• **What you are asked to do**
Repeat each entry word for word. Leave any images out of the copy.

• **Material for this exercise**
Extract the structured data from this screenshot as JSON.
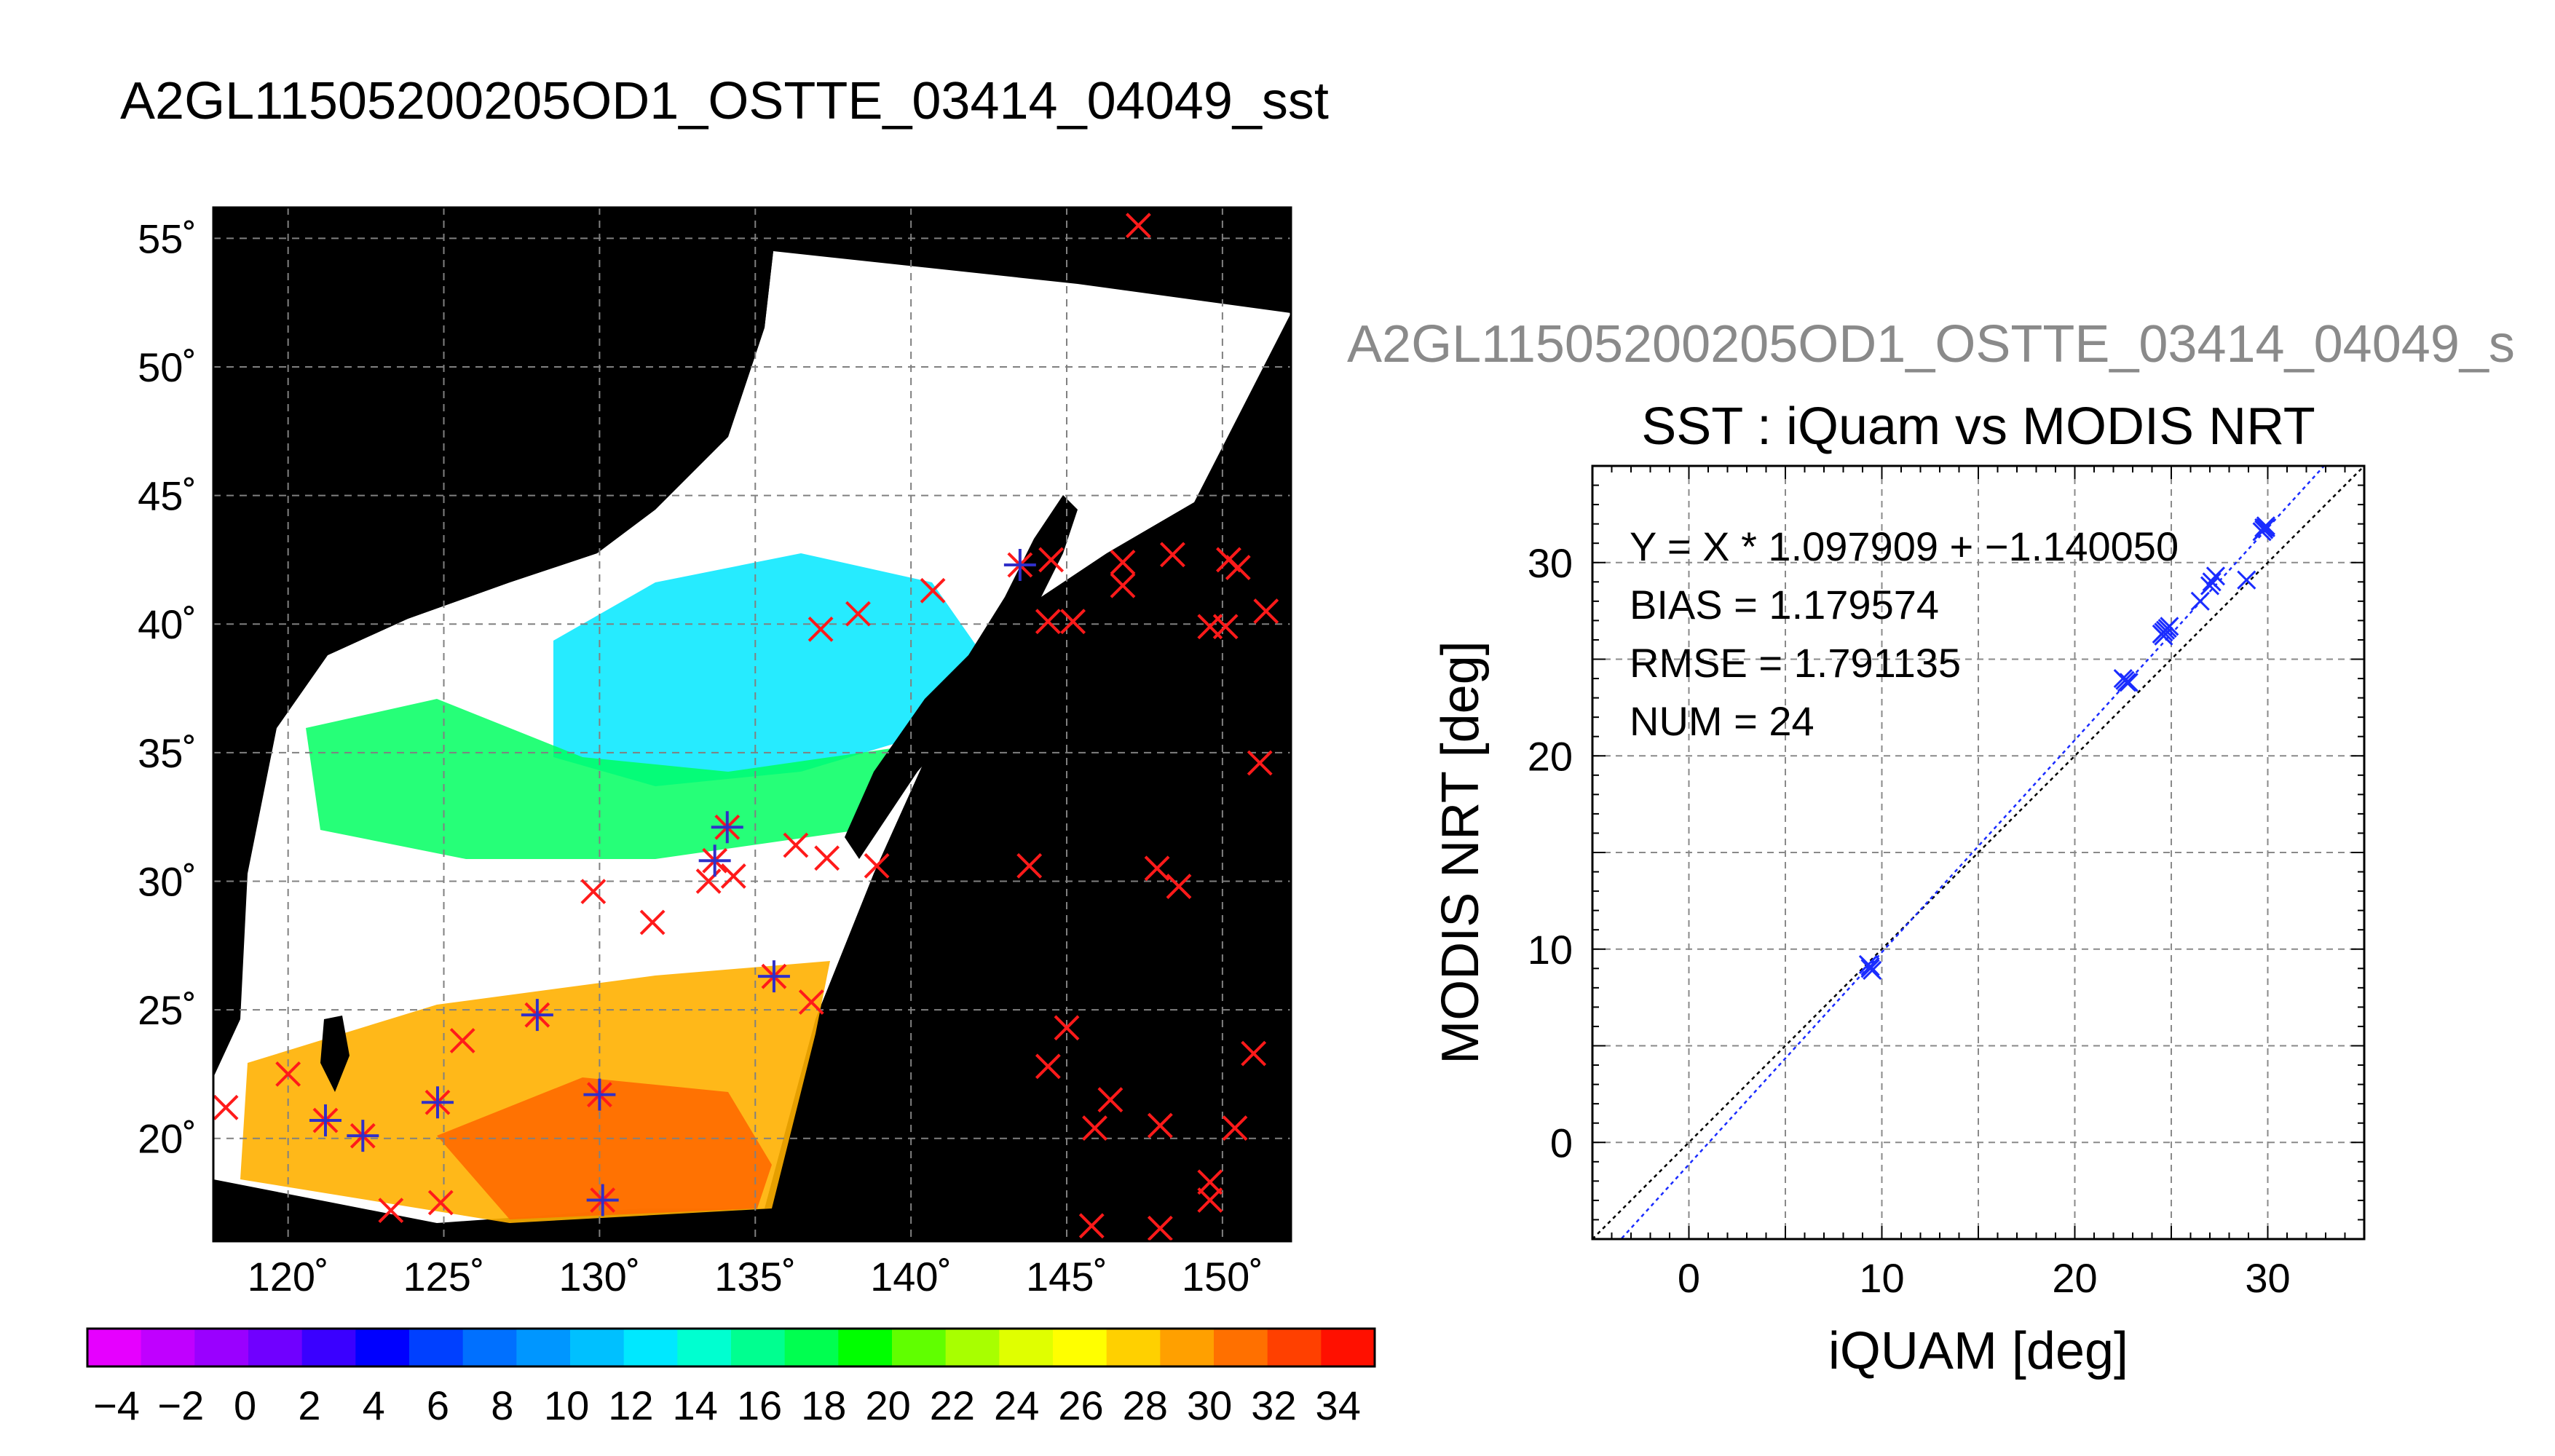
{
  "figure": {
    "title": "A2GL11505200205OD1_OSTTE_03414_04049_sst"
  },
  "map": {
    "lat_ticks": [
      "55˚",
      "50˚",
      "45˚",
      "40˚",
      "35˚",
      "30˚",
      "25˚",
      "20˚"
    ],
    "lon_ticks": [
      "120˚",
      "125˚",
      "130˚",
      "135˚",
      "140˚",
      "145˚",
      "150˚"
    ],
    "colorbar": {
      "ticks": [
        "−4",
        "−2",
        "0",
        "2",
        "4",
        "6",
        "8",
        "10",
        "12",
        "14",
        "16",
        "18",
        "20",
        "22",
        "24",
        "26",
        "28",
        "30",
        "32",
        "34"
      ],
      "colors": [
        "#e600ff",
        "#c000ff",
        "#9a00ff",
        "#7000ff",
        "#3a00ff",
        "#0000ff",
        "#0040ff",
        "#0070ff",
        "#0096ff",
        "#00c0ff",
        "#00e8ff",
        "#00ffd0",
        "#00ff90",
        "#00ff50",
        "#00ff00",
        "#60ff00",
        "#a8ff00",
        "#e0ff00",
        "#ffff00",
        "#ffd000",
        "#ffa000",
        "#ff7000",
        "#ff4000",
        "#ff1000"
      ]
    },
    "colors": {
      "background": "#000000",
      "cloud_mask": "#ffffff",
      "marker_unmatched": "#ff1a1a",
      "marker_matched": "#3030c8"
    }
  },
  "scatter": {
    "header": "A2GL11505200205OD1_OSTTE_03414_04049_s",
    "stats": {
      "equation": "Y = X * 1.097909 + −1.140050",
      "bias": "BIAS = 1.179574",
      "rmse": "RMSE = 1.791135",
      "num": "NUM = 24"
    }
  },
  "chart_data": {
    "type": "scatter",
    "title": "SST : iQuam vs MODIS NRT",
    "xlabel": "iQUAM [deg]",
    "ylabel": "MODIS NRT [deg]",
    "xlim": [
      -5,
      35
    ],
    "ylim": [
      -5,
      35
    ],
    "xticks": [
      "0",
      "10",
      "20",
      "30"
    ],
    "yticks": [
      "0",
      "10",
      "20",
      "30"
    ],
    "grid": true,
    "series": [
      {
        "points": [
          [
            9.3,
            9.2
          ],
          [
            9.5,
            8.9
          ],
          [
            9.4,
            9.0
          ],
          [
            22.5,
            24.0
          ],
          [
            22.8,
            23.8
          ],
          [
            22.6,
            23.9
          ],
          [
            24.5,
            26.3
          ],
          [
            24.8,
            26.6
          ],
          [
            24.6,
            26.4
          ],
          [
            24.7,
            26.5
          ],
          [
            26.5,
            28.0
          ],
          [
            27.0,
            28.8
          ],
          [
            27.3,
            29.3
          ],
          [
            28.9,
            29.1
          ],
          [
            29.8,
            31.7
          ],
          [
            29.9,
            31.9
          ],
          [
            29.7,
            31.6
          ],
          [
            29.9,
            31.8
          ],
          [
            24.6,
            26.2
          ],
          [
            22.7,
            23.8
          ],
          [
            9.4,
            9.1
          ],
          [
            24.9,
            26.7
          ],
          [
            29.8,
            31.8
          ],
          [
            27.1,
            29.0
          ]
        ]
      }
    ],
    "fit_line": {
      "slope": 1.097909,
      "intercept": -1.14005
    },
    "reference_line": {
      "slope": 1,
      "intercept": 0
    },
    "colors": {
      "points": "#1a2cff",
      "fit": "#1a2cff",
      "reference": "#000000"
    }
  }
}
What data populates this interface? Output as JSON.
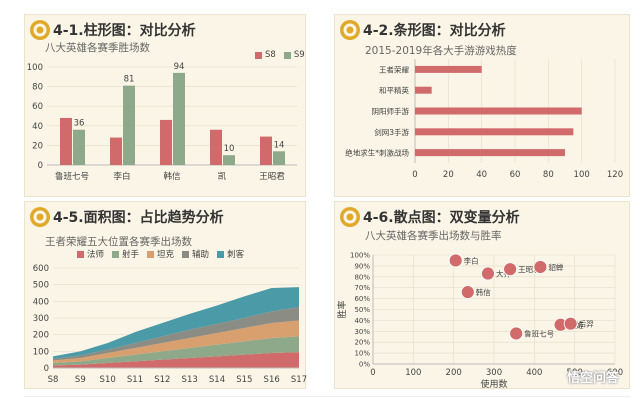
{
  "colors": {
    "red": "#d16b6b",
    "green": "#8ea98a",
    "tan": "#d9a06f",
    "teal": "#4a9aa8",
    "panel_bg": "#faf5e6",
    "logo_gold": "#e0a92a"
  },
  "panels": {
    "bar": {
      "title": "4-1.柱形图：对比分析",
      "subtitle": "八大英雄各赛季胜场数"
    },
    "hbar": {
      "title": "4-2.条形图：对比分析",
      "subtitle": "2015-2019年各大手游游戏热度"
    },
    "area": {
      "title": "4-5.面积图：占比趋势分析",
      "subtitle": "王者荣耀五大位置各赛季出场数"
    },
    "scatter": {
      "title": "4-6.散点图：双变量分析",
      "subtitle": "八大英雄各赛季出场数与胜率"
    }
  },
  "watermark": "悟空问答",
  "chart_data": [
    {
      "type": "bar",
      "categories": [
        "鲁班七号",
        "李白",
        "韩信",
        "凯",
        "王昭君"
      ],
      "series": [
        {
          "name": "S8",
          "values": [
            48,
            28,
            46,
            36,
            29
          ],
          "color": "#d16b6b"
        },
        {
          "name": "S9",
          "values": [
            36,
            81,
            94,
            10,
            14
          ],
          "color": "#8ea98a"
        }
      ],
      "data_labels": {
        "S9": [
          "36",
          "81",
          "94",
          "10",
          "14"
        ]
      },
      "yticks": [
        "0",
        "20",
        "40",
        "60",
        "80",
        "100"
      ],
      "ylim": [
        0,
        100
      ],
      "legend_position": "top-right"
    },
    {
      "type": "bar",
      "orientation": "horizontal",
      "categories": [
        "王者荣耀",
        "和平精英",
        "阴阳师手游",
        "剑网3手游",
        "绝地求生*刺激战场"
      ],
      "values": [
        40,
        10,
        100,
        95,
        90
      ],
      "xticks": [
        "0",
        "20",
        "40",
        "60",
        "80",
        "100",
        "120"
      ],
      "xlim": [
        0,
        120
      ]
    },
    {
      "type": "area",
      "stacked": true,
      "x": [
        "S8",
        "S9",
        "S10",
        "S11",
        "S12",
        "S13",
        "S14",
        "S15",
        "S16",
        "S17"
      ],
      "series": [
        {
          "name": "法师",
          "values": [
            15,
            20,
            30,
            40,
            50,
            60,
            70,
            80,
            90,
            95
          ],
          "color": "#d16b6b"
        },
        {
          "name": "射手",
          "values": [
            15,
            20,
            30,
            40,
            50,
            60,
            70,
            80,
            90,
            95
          ],
          "color": "#8ea98a"
        },
        {
          "name": "坦克",
          "values": [
            15,
            20,
            30,
            40,
            50,
            60,
            70,
            80,
            90,
            95
          ],
          "color": "#d9a06f"
        },
        {
          "name": "辅助",
          "values": [
            10,
            15,
            20,
            30,
            40,
            50,
            55,
            60,
            70,
            80
          ],
          "color": "#8b8c84"
        },
        {
          "name": "刺客",
          "values": [
            15,
            25,
            40,
            65,
            80,
            95,
            110,
            130,
            140,
            120
          ],
          "color": "#4a9aa8"
        }
      ],
      "yticks": [
        "0",
        "100",
        "200",
        "300",
        "400",
        "500",
        "600"
      ],
      "ylim": [
        0,
        600
      ],
      "legend_position": "top"
    },
    {
      "type": "scatter",
      "xlabel": "使用数",
      "ylabel": "胜率",
      "points": [
        {
          "label": "李白",
          "x": 205,
          "y": 95
        },
        {
          "label": "大乔",
          "x": 285,
          "y": 83
        },
        {
          "label": "王昭君",
          "x": 340,
          "y": 87
        },
        {
          "label": "貂蝉",
          "x": 415,
          "y": 89
        },
        {
          "label": "韩信",
          "x": 235,
          "y": 66
        },
        {
          "label": "鲁班七号",
          "x": 355,
          "y": 28
        },
        {
          "label": "甄姬",
          "x": 465,
          "y": 36
        },
        {
          "label": "后羿",
          "x": 490,
          "y": 37
        }
      ],
      "xticks": [
        "0",
        "100",
        "200",
        "300",
        "400",
        "500",
        "600"
      ],
      "yticks": [
        "0%",
        "10%",
        "20%",
        "30%",
        "40%",
        "50%",
        "60%",
        "70%",
        "80%",
        "90%",
        "100%"
      ],
      "xlim": [
        0,
        600
      ],
      "ylim": [
        0,
        100
      ],
      "marker_color": "#d16b6b"
    }
  ]
}
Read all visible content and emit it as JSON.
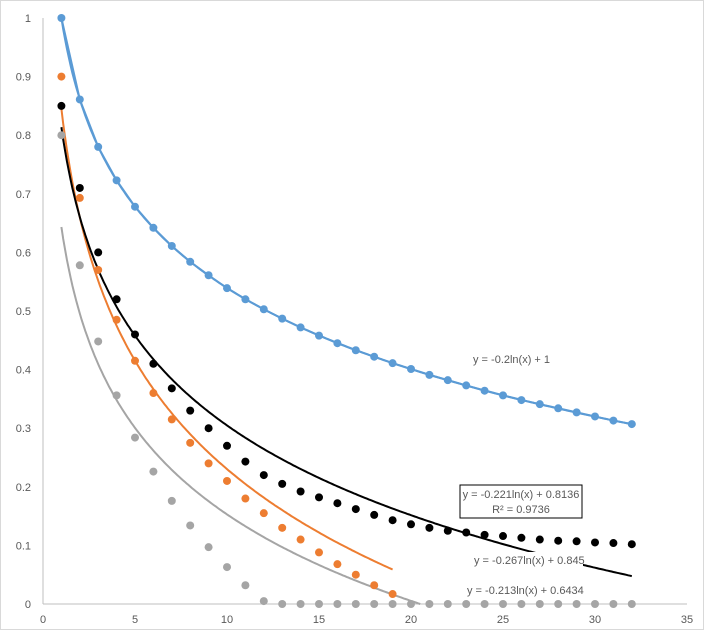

• **Answer for the task**
Extract the structured data from this screenshot as JSON.
{
  "figure": {
    "title": "A2GL11505200205OD1_OSTTE_03414_04049_sst"
  },
  "map": {
    "lat_ticks": [
      "55˚",
      "50˚",
      "45˚",
      "40˚",
      "35˚",
      "30˚",
      "25˚",
      "20˚"
    ],
    "lon_ticks": [
      "120˚",
      "125˚",
      "130˚",
      "135˚",
      "140˚",
      "145˚",
      "150˚"
    ],
    "colorbar": {
      "ticks": [
        "−4",
        "−2",
        "0",
        "2",
        "4",
        "6",
        "8",
        "10",
        "12",
        "14",
        "16",
        "18",
        "20",
        "22",
        "24",
        "26",
        "28",
        "30",
        "32",
        "34"
      ],
      "colors": [
        "#e600ff",
        "#c000ff",
        "#9a00ff",
        "#7000ff",
        "#3a00ff",
        "#0000ff",
        "#0040ff",
        "#0070ff",
        "#0096ff",
        "#00c0ff",
        "#00e8ff",
        "#00ffd0",
        "#00ff90",
        "#00ff50",
        "#00ff00",
        "#60ff00",
        "#a8ff00",
        "#e0ff00",
        "#ffff00",
        "#ffd000",
        "#ffa000",
        "#ff7000",
        "#ff4000",
        "#ff1000"
      ]
    },
    "colors": {
      "background": "#000000",
      "cloud_mask": "#ffffff",
      "marker_unmatched": "#ff1a1a",
      "marker_matched": "#3030c8"
    }
  },
  "scatter": {
    "header": "A2GL11505200205OD1_OSTTE_03414_04049_s",
    "stats": {
      "equation": "Y = X * 1.097909 + −1.140050",
      "bias": "BIAS = 1.179574",
      "rmse": "RMSE = 1.791135",
      "num": "NUM = 24"
    }
  },
  "chart_data": {
    "type": "scatter",
    "title": "SST : iQuam vs MODIS NRT",
    "xlabel": "iQUAM [deg]",
    "ylabel": "MODIS NRT [deg]",
    "xlim": [
      -5,
      35
    ],
    "ylim": [
      -5,
      35
    ],
    "xticks": [
      "0",
      "10",
      "20",
      "30"
    ],
    "yticks": [
      "0",
      "10",
      "20",
      "30"
    ],
    "grid": true,
    "series": [
      {
        "points": [
          [
            9.3,
            9.2
          ],
          [
            9.5,
            8.9
          ],
          [
            9.4,
            9.0
          ],
          [
            22.5,
            24.0
          ],
          [
            22.8,
            23.8
          ],
          [
            22.6,
            23.9
          ],
          [
            24.5,
            26.3
          ],
          [
            24.8,
            26.6
          ],
          [
            24.6,
            26.4
          ],
          [
            24.7,
            26.5
          ],
          [
            26.5,
            28.0
          ],
          [
            27.0,
            28.8
          ],
          [
            27.3,
            29.3
          ],
          [
            28.9,
            29.1
          ],
          [
            29.8,
            31.7
          ],
          [
            29.9,
            31.9
          ],
          [
            29.7,
            31.6
          ],
          [
            29.9,
            31.8
          ],
          [
            24.6,
            26.2
          ],
          [
            22.7,
            23.8
          ],
          [
            9.4,
            9.1
          ],
          [
            24.9,
            26.7
          ],
          [
            29.8,
            31.8
          ],
          [
            27.1,
            29.0
          ]
        ]
      }
    ],
    "fit_line": {
      "slope": 1.097909,
      "intercept": -1.14005
    },
    "reference_line": {
      "slope": 1,
      "intercept": 0
    },
    "colors": {
      "points": "#1a2cff",
      "fit": "#1a2cff",
      "reference": "#000000"
    }
  }
}
What data populates this interface? Output as JSON.
{
  "colors": {
    "red": "#d16b6b",
    "green": "#8ea98a",
    "tan": "#d9a06f",
    "teal": "#4a9aa8",
    "panel_bg": "#faf5e6",
    "logo_gold": "#e0a92a"
  },
  "panels": {
    "bar": {
      "title": "4-1.柱形图：对比分析",
      "subtitle": "八大英雄各赛季胜场数"
    },
    "hbar": {
      "title": "4-2.条形图：对比分析",
      "subtitle": "2015-2019年各大手游游戏热度"
    },
    "area": {
      "title": "4-5.面积图：占比趋势分析",
      "subtitle": "王者荣耀五大位置各赛季出场数"
    },
    "scatter": {
      "title": "4-6.散点图：双变量分析",
      "subtitle": "八大英雄各赛季出场数与胜率"
    }
  },
  "watermark": "悟空问答",
  "chart_data": [
    {
      "type": "bar",
      "categories": [
        "鲁班七号",
        "李白",
        "韩信",
        "凯",
        "王昭君"
      ],
      "series": [
        {
          "name": "S8",
          "values": [
            48,
            28,
            46,
            36,
            29
          ],
          "color": "#d16b6b"
        },
        {
          "name": "S9",
          "values": [
            36,
            81,
            94,
            10,
            14
          ],
          "color": "#8ea98a"
        }
      ],
      "data_labels": {
        "S9": [
          "36",
          "81",
          "94",
          "10",
          "14"
        ]
      },
      "yticks": [
        "0",
        "20",
        "40",
        "60",
        "80",
        "100"
      ],
      "ylim": [
        0,
        100
      ],
      "legend_position": "top-right"
    },
    {
      "type": "bar",
      "orientation": "horizontal",
      "categories": [
        "王者荣耀",
        "和平精英",
        "阴阳师手游",
        "剑网3手游",
        "绝地求生*刺激战场"
      ],
      "values": [
        40,
        10,
        100,
        95,
        90
      ],
      "xticks": [
        "0",
        "20",
        "40",
        "60",
        "80",
        "100",
        "120"
      ],
      "xlim": [
        0,
        120
      ]
    },
    {
      "type": "area",
      "stacked": true,
      "x": [
        "S8",
        "S9",
        "S10",
        "S11",
        "S12",
        "S13",
        "S14",
        "S15",
        "S16",
        "S17"
      ],
      "series": [
        {
          "name": "法师",
          "values": [
            15,
            20,
            30,
            40,
            50,
            60,
            70,
            80,
            90,
            95
          ],
          "color": "#d16b6b"
        },
        {
          "name": "射手",
          "values": [
            15,
            20,
            30,
            40,
            50,
            60,
            70,
            80,
            90,
            95
          ],
          "color": "#8ea98a"
        },
        {
          "name": "坦克",
          "values": [
            15,
            20,
            30,
            40,
            50,
            60,
            70,
            80,
            90,
            95
          ],
          "color": "#d9a06f"
        },
        {
          "name": "辅助",
          "values": [
            10,
            15,
            20,
            30,
            40,
            50,
            55,
            60,
            70,
            80
          ],
          "color": "#8b8c84"
        },
        {
          "name": "刺客",
          "values": [
            15,
            25,
            40,
            65,
            80,
            95,
            110,
            130,
            140,
            120
          ],
          "color": "#4a9aa8"
        }
      ],
      "yticks": [
        "0",
        "100",
        "200",
        "300",
        "400",
        "500",
        "600"
      ],
      "ylim": [
        0,
        600
      ],
      "legend_position": "top"
    },
    {
      "type": "scatter",
      "xlabel": "使用数",
      "ylabel": "胜率",
      "points": [
        {
          "label": "李白",
          "x": 205,
          "y": 95
        },
        {
          "label": "大乔",
          "x": 285,
          "y": 83
        },
        {
          "label": "王昭君",
          "x": 340,
          "y": 87
        },
        {
          "label": "貂蝉",
          "x": 415,
          "y": 89
        },
        {
          "label": "韩信",
          "x": 235,
          "y": 66
        },
        {
          "label": "鲁班七号",
          "x": 355,
          "y": 28
        },
        {
          "label": "甄姬",
          "x": 465,
          "y": 36
        },
        {
          "label": "后羿",
          "x": 490,
          "y": 37
        }
      ],
      "xticks": [
        "0",
        "100",
        "200",
        "300",
        "400",
        "500",
        "600"
      ],
      "yticks": [
        "0%",
        "10%",
        "20%",
        "30%",
        "40%",
        "50%",
        "60%",
        "70%",
        "80%",
        "90%",
        "100%"
      ],
      "xlim": [
        0,
        600
      ],
      "ylim": [
        0,
        100
      ],
      "marker_color": "#d16b6b"
    }
  ]
}
Read all visible content and emit it as JSON.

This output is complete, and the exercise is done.